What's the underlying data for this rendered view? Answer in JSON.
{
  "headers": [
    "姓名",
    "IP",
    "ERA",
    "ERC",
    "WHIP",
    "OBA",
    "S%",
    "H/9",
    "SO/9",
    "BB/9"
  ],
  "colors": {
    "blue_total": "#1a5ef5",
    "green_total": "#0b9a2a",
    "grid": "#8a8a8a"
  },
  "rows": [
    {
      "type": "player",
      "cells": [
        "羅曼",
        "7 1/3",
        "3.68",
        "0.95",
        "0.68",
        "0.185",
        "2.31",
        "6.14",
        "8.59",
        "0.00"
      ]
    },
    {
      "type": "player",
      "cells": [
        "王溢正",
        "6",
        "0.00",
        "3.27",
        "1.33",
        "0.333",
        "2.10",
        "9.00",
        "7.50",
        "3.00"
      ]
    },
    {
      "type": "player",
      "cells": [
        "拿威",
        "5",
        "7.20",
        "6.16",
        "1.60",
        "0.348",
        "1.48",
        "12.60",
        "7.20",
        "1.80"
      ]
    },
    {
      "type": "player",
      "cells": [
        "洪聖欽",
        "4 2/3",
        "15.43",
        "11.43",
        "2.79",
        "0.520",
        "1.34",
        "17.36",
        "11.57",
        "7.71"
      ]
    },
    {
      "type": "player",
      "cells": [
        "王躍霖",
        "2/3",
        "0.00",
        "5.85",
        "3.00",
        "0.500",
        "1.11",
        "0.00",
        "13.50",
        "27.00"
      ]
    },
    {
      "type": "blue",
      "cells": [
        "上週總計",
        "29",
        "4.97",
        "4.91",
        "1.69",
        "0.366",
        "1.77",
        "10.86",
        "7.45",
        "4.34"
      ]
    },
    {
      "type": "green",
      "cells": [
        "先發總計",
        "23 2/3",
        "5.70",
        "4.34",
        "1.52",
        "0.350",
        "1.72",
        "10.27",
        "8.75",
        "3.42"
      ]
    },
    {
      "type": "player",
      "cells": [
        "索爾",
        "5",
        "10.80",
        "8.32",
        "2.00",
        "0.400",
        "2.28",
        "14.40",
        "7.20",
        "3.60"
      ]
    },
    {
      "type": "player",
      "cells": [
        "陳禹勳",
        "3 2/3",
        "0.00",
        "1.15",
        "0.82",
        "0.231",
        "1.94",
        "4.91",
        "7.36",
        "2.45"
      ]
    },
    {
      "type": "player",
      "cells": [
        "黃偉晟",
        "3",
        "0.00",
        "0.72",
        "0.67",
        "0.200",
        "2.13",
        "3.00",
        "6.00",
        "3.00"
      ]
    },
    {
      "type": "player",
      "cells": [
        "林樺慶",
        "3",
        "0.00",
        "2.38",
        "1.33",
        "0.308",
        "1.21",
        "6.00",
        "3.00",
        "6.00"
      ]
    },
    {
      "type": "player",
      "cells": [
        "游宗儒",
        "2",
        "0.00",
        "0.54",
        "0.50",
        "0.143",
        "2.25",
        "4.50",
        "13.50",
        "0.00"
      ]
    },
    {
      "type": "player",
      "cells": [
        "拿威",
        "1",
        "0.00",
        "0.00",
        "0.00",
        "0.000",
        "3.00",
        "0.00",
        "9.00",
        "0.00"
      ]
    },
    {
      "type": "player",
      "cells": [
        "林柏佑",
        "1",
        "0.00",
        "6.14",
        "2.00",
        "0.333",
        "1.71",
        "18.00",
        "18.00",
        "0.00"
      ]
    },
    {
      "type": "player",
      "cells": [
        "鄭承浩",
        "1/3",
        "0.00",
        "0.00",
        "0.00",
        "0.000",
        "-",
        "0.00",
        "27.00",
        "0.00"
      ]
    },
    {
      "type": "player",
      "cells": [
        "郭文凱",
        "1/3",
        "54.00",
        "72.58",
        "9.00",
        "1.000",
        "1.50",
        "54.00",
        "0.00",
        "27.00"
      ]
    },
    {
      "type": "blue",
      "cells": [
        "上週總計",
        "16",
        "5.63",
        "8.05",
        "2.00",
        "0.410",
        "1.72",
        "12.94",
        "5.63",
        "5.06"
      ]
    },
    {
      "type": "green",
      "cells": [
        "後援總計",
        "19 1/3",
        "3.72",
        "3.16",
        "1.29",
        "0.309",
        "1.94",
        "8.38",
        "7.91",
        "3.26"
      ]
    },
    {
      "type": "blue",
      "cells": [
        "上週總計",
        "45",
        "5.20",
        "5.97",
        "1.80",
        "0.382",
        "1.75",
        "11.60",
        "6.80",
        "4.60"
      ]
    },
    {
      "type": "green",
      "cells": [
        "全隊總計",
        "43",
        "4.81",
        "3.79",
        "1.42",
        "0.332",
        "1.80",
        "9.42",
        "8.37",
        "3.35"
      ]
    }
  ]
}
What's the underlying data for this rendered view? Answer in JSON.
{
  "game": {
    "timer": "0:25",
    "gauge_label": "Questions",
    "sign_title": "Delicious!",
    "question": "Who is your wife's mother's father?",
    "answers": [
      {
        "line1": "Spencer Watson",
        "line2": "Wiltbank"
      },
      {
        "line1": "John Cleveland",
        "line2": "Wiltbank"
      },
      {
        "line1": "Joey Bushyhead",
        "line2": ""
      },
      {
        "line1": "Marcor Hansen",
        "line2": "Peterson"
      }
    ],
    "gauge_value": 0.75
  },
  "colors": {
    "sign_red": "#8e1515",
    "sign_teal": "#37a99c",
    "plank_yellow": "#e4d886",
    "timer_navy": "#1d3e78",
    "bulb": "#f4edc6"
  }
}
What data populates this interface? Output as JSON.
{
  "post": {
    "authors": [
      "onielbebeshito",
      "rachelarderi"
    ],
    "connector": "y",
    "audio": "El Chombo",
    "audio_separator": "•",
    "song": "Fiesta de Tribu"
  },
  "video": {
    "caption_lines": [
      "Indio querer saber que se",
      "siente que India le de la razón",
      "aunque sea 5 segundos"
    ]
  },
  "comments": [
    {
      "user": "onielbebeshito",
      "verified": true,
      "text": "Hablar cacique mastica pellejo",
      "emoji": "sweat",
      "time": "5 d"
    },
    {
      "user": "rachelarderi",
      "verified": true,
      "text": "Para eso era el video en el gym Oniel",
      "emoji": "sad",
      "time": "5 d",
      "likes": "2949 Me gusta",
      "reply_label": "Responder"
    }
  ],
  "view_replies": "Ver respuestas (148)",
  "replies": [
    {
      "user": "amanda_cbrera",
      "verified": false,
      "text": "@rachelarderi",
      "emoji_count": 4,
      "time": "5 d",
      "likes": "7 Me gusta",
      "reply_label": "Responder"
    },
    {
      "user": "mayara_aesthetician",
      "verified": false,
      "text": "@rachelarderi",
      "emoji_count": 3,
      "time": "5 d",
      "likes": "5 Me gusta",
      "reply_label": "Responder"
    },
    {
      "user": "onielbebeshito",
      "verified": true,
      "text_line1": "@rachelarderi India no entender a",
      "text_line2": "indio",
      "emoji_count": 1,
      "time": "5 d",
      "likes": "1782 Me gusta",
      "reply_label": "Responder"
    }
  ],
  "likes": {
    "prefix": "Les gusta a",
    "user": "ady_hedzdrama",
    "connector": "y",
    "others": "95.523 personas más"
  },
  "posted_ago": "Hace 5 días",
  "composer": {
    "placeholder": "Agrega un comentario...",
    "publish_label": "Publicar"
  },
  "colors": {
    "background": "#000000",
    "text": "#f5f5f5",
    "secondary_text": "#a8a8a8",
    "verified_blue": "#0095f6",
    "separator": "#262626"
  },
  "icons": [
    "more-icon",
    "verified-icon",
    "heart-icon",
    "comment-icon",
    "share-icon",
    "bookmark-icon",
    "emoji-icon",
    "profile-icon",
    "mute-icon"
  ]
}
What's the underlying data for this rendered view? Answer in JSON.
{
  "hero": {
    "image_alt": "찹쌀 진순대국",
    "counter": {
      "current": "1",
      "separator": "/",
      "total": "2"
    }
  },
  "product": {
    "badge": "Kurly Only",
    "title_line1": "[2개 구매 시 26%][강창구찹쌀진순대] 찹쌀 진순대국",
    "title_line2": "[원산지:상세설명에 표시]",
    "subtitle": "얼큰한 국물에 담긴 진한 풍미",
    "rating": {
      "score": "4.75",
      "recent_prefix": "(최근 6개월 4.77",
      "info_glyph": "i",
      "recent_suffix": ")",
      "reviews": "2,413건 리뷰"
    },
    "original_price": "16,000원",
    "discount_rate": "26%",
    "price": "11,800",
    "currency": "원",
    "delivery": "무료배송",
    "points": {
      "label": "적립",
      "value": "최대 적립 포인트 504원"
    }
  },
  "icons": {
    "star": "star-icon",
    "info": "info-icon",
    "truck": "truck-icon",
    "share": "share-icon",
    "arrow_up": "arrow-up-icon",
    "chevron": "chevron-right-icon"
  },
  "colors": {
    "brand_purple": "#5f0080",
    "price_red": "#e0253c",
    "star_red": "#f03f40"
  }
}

▬▬▬

* Problem description
Select from the material above each line in which the string "gusta" appears, and list those lines.

* Answer for the task
      "likes": "2949 Me gusta",
      "likes": "7 Me gusta",
      "likes": "5 Me gusta",
      "likes": "1782 Me gusta",
    "prefix": "Les gusta a",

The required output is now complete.